(Goal): Could you transcribe every record below exactly as written, leaving out any pictures?

----

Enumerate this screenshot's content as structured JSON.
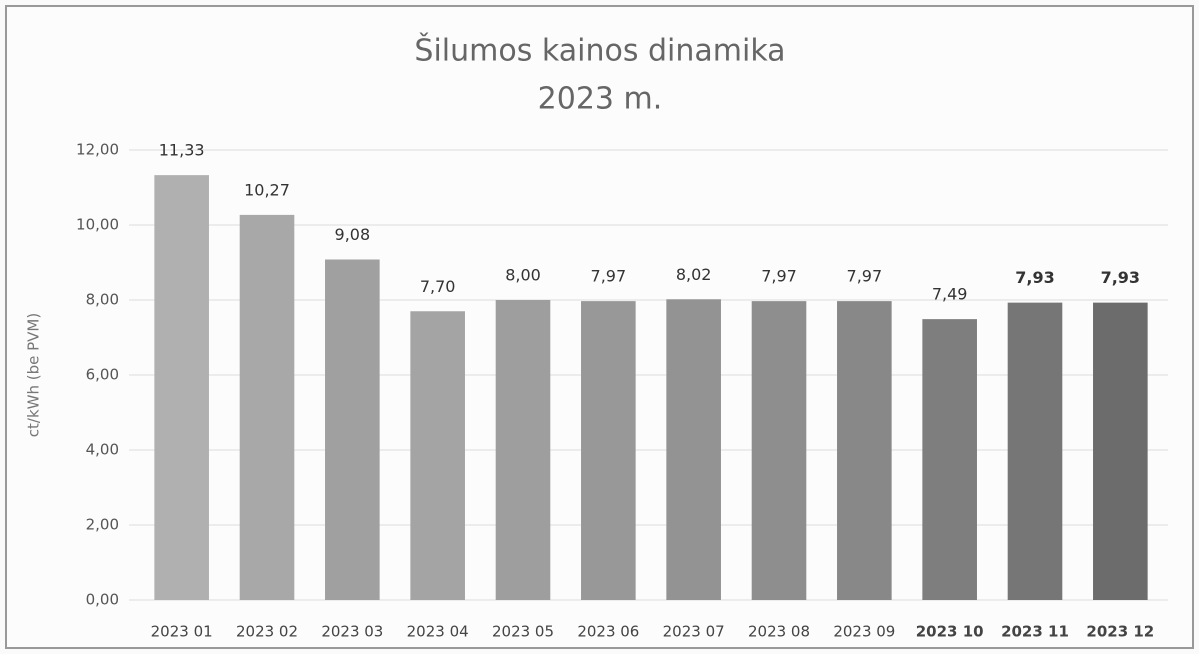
{
  "chart_data": {
    "type": "bar",
    "title": "Šilumos kainos dinamika",
    "subtitle": "2023 m.",
    "y_label": "ct/kWh (be PVM)",
    "categories": [
      "2023 01",
      "2023 02",
      "2023 03",
      "2023 04",
      "2023 05",
      "2023 06",
      "2023 07",
      "2023 08",
      "2023 09",
      "2023 10",
      "2023 11",
      "2023 12"
    ],
    "values": [
      11.33,
      10.27,
      9.08,
      7.7,
      8.0,
      7.97,
      8.02,
      7.97,
      7.97,
      7.49,
      7.93,
      7.93
    ],
    "value_labels": [
      "11,33",
      "10,27",
      "9,08",
      "7,70",
      "8,00",
      "7,97",
      "8,02",
      "7,97",
      "7,97",
      "7,49",
      "7,93",
      "7,93"
    ],
    "colors": [
      "#b0b0b0",
      "#a8a8a8",
      "#a0a0a0",
      "#a4a4a4",
      "#9e9e9e",
      "#989898",
      "#939393",
      "#8e8e8e",
      "#888888",
      "#7e7e7e",
      "#767676",
      "#6c6c6c"
    ],
    "ylim": [
      0,
      12
    ],
    "yticks": [
      {
        "value": 0,
        "label": "0,00"
      },
      {
        "value": 2,
        "label": "2,00"
      },
      {
        "value": 4,
        "label": "4,00"
      },
      {
        "value": 6,
        "label": "6,00"
      },
      {
        "value": 8,
        "label": "8,00"
      },
      {
        "value": 10,
        "label": "10,00"
      },
      {
        "value": 12,
        "label": "12,00"
      }
    ],
    "grid": true
  }
}
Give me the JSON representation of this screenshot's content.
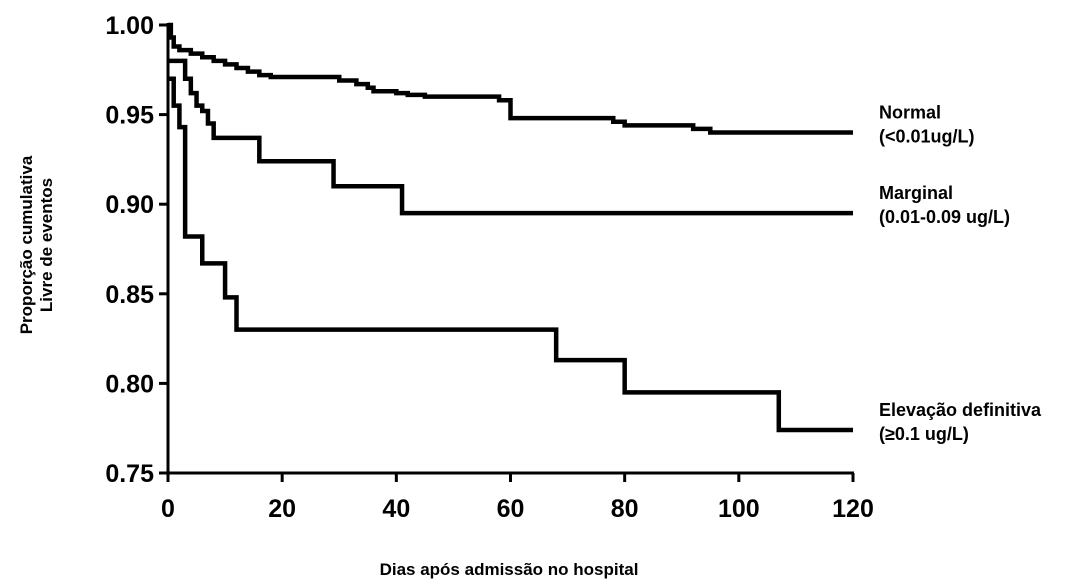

----

(Task output):
Enumerate this screenshot's content as structured JSON.
{
  "chart_data": {
    "type": "bar",
    "title": "Šilumos kainos dinamika",
    "subtitle": "2023 m.",
    "y_label": "ct/kWh (be PVM)",
    "categories": [
      "2023 01",
      "2023 02",
      "2023 03",
      "2023 04",
      "2023 05",
      "2023 06",
      "2023 07",
      "2023 08",
      "2023 09",
      "2023 10",
      "2023 11",
      "2023 12"
    ],
    "values": [
      11.33,
      10.27,
      9.08,
      7.7,
      8.0,
      7.97,
      8.02,
      7.97,
      7.97,
      7.49,
      7.93,
      7.93
    ],
    "value_labels": [
      "11,33",
      "10,27",
      "9,08",
      "7,70",
      "8,00",
      "7,97",
      "8,02",
      "7,97",
      "7,97",
      "7,49",
      "7,93",
      "7,93"
    ],
    "colors": [
      "#b0b0b0",
      "#a8a8a8",
      "#a0a0a0",
      "#a4a4a4",
      "#9e9e9e",
      "#989898",
      "#939393",
      "#8e8e8e",
      "#888888",
      "#7e7e7e",
      "#767676",
      "#6c6c6c"
    ],
    "ylim": [
      0,
      12
    ],
    "yticks": [
      {
        "value": 0,
        "label": "0,00"
      },
      {
        "value": 2,
        "label": "2,00"
      },
      {
        "value": 4,
        "label": "4,00"
      },
      {
        "value": 6,
        "label": "6,00"
      },
      {
        "value": 8,
        "label": "8,00"
      },
      {
        "value": 10,
        "label": "10,00"
      },
      {
        "value": 12,
        "label": "12,00"
      }
    ],
    "grid": true
  }
}
Give me the JSON representation of this screenshot's content.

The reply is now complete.